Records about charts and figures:
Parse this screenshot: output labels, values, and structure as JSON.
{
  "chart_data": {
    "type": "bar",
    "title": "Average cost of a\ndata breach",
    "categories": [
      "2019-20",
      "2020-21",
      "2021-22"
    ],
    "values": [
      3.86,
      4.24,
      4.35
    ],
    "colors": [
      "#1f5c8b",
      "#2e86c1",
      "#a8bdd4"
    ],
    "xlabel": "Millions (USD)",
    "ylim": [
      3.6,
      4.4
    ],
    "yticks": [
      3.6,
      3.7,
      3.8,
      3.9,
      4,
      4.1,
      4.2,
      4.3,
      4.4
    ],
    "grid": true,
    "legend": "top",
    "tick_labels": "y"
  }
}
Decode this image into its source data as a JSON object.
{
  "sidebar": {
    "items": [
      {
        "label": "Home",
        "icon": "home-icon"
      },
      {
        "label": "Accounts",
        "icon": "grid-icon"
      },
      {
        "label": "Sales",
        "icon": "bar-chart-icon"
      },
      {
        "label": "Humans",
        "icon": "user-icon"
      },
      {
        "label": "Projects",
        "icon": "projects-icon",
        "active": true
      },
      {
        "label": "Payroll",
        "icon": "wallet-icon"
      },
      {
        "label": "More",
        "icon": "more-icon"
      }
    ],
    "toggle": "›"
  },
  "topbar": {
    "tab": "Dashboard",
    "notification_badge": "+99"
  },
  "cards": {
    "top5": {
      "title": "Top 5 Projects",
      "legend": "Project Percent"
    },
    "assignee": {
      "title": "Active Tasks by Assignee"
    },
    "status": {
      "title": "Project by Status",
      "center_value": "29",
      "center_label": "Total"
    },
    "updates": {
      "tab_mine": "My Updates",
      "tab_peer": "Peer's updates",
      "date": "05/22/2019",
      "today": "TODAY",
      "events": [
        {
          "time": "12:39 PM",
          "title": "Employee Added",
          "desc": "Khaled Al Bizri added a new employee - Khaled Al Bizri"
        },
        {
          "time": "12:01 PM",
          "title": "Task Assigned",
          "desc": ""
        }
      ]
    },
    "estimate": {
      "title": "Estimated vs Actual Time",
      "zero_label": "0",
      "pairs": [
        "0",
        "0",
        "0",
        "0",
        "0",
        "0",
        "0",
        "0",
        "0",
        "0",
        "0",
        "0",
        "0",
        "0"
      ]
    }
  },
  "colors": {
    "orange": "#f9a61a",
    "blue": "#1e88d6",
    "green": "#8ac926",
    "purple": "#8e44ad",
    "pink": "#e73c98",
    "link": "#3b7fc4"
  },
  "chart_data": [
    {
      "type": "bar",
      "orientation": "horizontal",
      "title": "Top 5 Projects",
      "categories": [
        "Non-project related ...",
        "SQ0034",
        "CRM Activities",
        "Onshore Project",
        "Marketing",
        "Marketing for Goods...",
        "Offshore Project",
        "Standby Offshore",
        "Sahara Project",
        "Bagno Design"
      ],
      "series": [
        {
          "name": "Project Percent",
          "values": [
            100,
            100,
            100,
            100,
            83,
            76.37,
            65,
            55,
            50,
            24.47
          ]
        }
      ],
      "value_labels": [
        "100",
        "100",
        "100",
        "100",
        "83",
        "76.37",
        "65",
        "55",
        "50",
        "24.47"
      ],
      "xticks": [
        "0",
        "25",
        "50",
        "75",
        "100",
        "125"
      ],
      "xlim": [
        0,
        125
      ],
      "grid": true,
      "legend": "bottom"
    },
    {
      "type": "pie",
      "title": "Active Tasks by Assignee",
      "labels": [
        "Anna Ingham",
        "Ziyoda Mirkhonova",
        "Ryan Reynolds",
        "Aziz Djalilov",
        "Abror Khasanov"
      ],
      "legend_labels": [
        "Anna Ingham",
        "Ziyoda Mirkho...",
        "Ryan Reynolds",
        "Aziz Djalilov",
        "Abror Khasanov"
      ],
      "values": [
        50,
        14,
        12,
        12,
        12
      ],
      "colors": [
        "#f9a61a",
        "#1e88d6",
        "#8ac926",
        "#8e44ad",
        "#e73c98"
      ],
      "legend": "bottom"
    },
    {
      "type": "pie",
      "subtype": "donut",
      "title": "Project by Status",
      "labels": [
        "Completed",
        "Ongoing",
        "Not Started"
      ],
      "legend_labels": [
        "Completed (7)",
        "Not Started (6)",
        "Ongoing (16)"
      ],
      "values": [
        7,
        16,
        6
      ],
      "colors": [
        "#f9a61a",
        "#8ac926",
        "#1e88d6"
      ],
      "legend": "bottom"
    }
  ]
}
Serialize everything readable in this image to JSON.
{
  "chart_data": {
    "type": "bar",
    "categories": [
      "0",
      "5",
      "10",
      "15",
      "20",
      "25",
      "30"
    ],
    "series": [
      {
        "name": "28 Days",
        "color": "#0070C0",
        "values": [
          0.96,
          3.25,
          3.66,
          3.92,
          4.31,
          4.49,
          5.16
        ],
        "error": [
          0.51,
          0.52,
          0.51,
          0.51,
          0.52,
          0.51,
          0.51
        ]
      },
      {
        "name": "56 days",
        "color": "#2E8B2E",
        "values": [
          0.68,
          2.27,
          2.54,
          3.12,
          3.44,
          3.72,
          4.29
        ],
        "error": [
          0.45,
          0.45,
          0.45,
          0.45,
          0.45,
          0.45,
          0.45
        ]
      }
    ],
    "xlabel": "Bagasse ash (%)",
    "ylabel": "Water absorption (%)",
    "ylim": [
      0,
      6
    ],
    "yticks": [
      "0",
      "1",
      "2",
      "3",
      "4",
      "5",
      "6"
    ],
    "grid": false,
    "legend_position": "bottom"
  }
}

> [Requirement]: Word for word, restate all of the data shown above.

> [Worked solution]:
Parse this screenshot: output labels, values, and structure as JSON.
{
  "chart_data": {
    "type": "bar",
    "title": "Average cost of a\ndata breach",
    "categories": [
      "2019-20",
      "2020-21",
      "2021-22"
    ],
    "values": [
      3.86,
      4.24,
      4.35
    ],
    "colors": [
      "#1f5c8b",
      "#2e86c1",
      "#a8bdd4"
    ],
    "xlabel": "Millions (USD)",
    "ylim": [
      3.6,
      4.4
    ],
    "yticks": [
      3.6,
      3.7,
      3.8,
      3.9,
      4,
      4.1,
      4.2,
      4.3,
      4.4
    ],
    "grid": true,
    "legend": "top",
    "tick_labels": "y"
  }
}
Decode this image into its source data as a JSON object.
{
  "sidebar": {
    "items": [
      {
        "label": "Home",
        "icon": "home-icon"
      },
      {
        "label": "Accounts",
        "icon": "grid-icon"
      },
      {
        "label": "Sales",
        "icon": "bar-chart-icon"
      },
      {
        "label": "Humans",
        "icon": "user-icon"
      },
      {
        "label": "Projects",
        "icon": "projects-icon",
        "active": true
      },
      {
        "label": "Payroll",
        "icon": "wallet-icon"
      },
      {
        "label": "More",
        "icon": "more-icon"
      }
    ],
    "toggle": "›"
  },
  "topbar": {
    "tab": "Dashboard",
    "notification_badge": "+99"
  },
  "cards": {
    "top5": {
      "title": "Top 5 Projects",
      "legend": "Project Percent"
    },
    "assignee": {
      "title": "Active Tasks by Assignee"
    },
    "status": {
      "title": "Project by Status",
      "center_value": "29",
      "center_label": "Total"
    },
    "updates": {
      "tab_mine": "My Updates",
      "tab_peer": "Peer's updates",
      "date": "05/22/2019",
      "today": "TODAY",
      "events": [
        {
          "time": "12:39 PM",
          "title": "Employee Added",
          "desc": "Khaled Al Bizri added a new employee - Khaled Al Bizri"
        },
        {
          "time": "12:01 PM",
          "title": "Task Assigned",
          "desc": ""
        }
      ]
    },
    "estimate": {
      "title": "Estimated vs Actual Time",
      "zero_label": "0",
      "pairs": [
        "0",
        "0",
        "0",
        "0",
        "0",
        "0",
        "0",
        "0",
        "0",
        "0",
        "0",
        "0",
        "0",
        "0"
      ]
    }
  },
  "colors": {
    "orange": "#f9a61a",
    "blue": "#1e88d6",
    "green": "#8ac926",
    "purple": "#8e44ad",
    "pink": "#e73c98",
    "link": "#3b7fc4"
  },
  "chart_data": [
    {
      "type": "bar",
      "orientation": "horizontal",
      "title": "Top 5 Projects",
      "categories": [
        "Non-project related ...",
        "SQ0034",
        "CRM Activities",
        "Onshore Project",
        "Marketing",
        "Marketing for Goods...",
        "Offshore Project",
        "Standby Offshore",
        "Sahara Project",
        "Bagno Design"
      ],
      "series": [
        {
          "name": "Project Percent",
          "values": [
            100,
            100,
            100,
            100,
            83,
            76.37,
            65,
            55,
            50,
            24.47
          ]
        }
      ],
      "value_labels": [
        "100",
        "100",
        "100",
        "100",
        "83",
        "76.37",
        "65",
        "55",
        "50",
        "24.47"
      ],
      "xticks": [
        "0",
        "25",
        "50",
        "75",
        "100",
        "125"
      ],
      "xlim": [
        0,
        125
      ],
      "grid": true,
      "legend": "bottom"
    },
    {
      "type": "pie",
      "title": "Active Tasks by Assignee",
      "labels": [
        "Anna Ingham",
        "Ziyoda Mirkhonova",
        "Ryan Reynolds",
        "Aziz Djalilov",
        "Abror Khasanov"
      ],
      "legend_labels": [
        "Anna Ingham",
        "Ziyoda Mirkho...",
        "Ryan Reynolds",
        "Aziz Djalilov",
        "Abror Khasanov"
      ],
      "values": [
        50,
        14,
        12,
        12,
        12
      ],
      "colors": [
        "#f9a61a",
        "#1e88d6",
        "#8ac926",
        "#8e44ad",
        "#e73c98"
      ],
      "legend": "bottom"
    },
    {
      "type": "pie",
      "subtype": "donut",
      "title": "Project by Status",
      "labels": [
        "Completed",
        "Ongoing",
        "Not Started"
      ],
      "legend_labels": [
        "Completed (7)",
        "Not Started (6)",
        "Ongoing (16)"
      ],
      "values": [
        7,
        16,
        6
      ],
      "colors": [
        "#f9a61a",
        "#8ac926",
        "#1e88d6"
      ],
      "legend": "bottom"
    }
  ]
}
Serialize everything readable in this image to JSON.
{
  "chart_data": {
    "type": "bar",
    "categories": [
      "0",
      "5",
      "10",
      "15",
      "20",
      "25",
      "30"
    ],
    "series": [
      {
        "name": "28 Days",
        "color": "#0070C0",
        "values": [
          0.96,
          3.25,
          3.66,
          3.92,
          4.31,
          4.49,
          5.16
        ],
        "error": [
          0.51,
          0.52,
          0.51,
          0.51,
          0.52,
          0.51,
          0.51
        ]
      },
      {
        "name": "56 days",
        "color": "#2E8B2E",
        "values": [
          0.68,
          2.27,
          2.54,
          3.12,
          3.44,
          3.72,
          4.29
        ],
        "error": [
          0.45,
          0.45,
          0.45,
          0.45,
          0.45,
          0.45,
          0.45
        ]
      }
    ],
    "xlabel": "Bagasse ash (%)",
    "ylabel": "Water absorption (%)",
    "ylim": [
      0,
      6
    ],
    "yticks": [
      "0",
      "1",
      "2",
      "3",
      "4",
      "5",
      "6"
    ],
    "grid": false,
    "legend_position": "bottom"
  }
}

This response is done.